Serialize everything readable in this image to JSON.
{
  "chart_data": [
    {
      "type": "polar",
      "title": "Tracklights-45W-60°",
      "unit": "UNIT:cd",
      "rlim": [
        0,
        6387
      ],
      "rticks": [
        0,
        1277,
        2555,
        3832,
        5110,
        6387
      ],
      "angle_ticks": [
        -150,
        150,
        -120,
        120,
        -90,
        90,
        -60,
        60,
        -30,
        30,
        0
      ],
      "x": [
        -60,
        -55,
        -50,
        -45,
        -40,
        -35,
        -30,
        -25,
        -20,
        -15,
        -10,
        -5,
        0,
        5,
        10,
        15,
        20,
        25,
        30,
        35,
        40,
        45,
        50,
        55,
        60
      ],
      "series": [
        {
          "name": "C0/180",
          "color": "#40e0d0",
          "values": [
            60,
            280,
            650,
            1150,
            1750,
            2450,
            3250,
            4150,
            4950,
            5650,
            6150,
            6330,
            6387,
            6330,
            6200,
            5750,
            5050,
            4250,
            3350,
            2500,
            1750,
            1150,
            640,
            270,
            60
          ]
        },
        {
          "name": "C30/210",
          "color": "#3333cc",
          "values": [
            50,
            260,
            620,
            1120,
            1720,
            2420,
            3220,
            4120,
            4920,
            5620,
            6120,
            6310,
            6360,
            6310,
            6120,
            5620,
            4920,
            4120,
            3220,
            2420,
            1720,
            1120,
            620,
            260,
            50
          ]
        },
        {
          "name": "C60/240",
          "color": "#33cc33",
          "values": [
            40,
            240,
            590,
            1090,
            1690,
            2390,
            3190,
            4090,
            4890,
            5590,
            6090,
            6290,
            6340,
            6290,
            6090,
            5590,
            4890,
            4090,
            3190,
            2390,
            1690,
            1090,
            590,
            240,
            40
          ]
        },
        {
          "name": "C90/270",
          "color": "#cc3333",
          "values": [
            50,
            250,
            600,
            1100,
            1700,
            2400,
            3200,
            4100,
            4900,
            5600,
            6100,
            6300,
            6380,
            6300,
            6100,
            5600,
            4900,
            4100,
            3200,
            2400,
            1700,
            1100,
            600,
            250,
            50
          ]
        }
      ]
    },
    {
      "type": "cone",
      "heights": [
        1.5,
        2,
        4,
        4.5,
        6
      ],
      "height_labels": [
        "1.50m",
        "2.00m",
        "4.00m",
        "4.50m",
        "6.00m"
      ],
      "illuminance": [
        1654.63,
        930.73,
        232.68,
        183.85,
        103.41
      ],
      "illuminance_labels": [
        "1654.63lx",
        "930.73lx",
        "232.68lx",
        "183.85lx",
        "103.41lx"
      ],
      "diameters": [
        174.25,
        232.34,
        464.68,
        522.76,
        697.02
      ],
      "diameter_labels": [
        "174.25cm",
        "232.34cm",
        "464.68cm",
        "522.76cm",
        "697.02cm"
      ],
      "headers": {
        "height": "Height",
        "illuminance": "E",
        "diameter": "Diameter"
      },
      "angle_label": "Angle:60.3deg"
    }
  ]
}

» Task directions
Check each line above for the string "name" and show the ones that have it.

» Answer
          "name": "C0/180",
          "name": "C30/210",
          "name": "C60/240",
          "name": "C90/270",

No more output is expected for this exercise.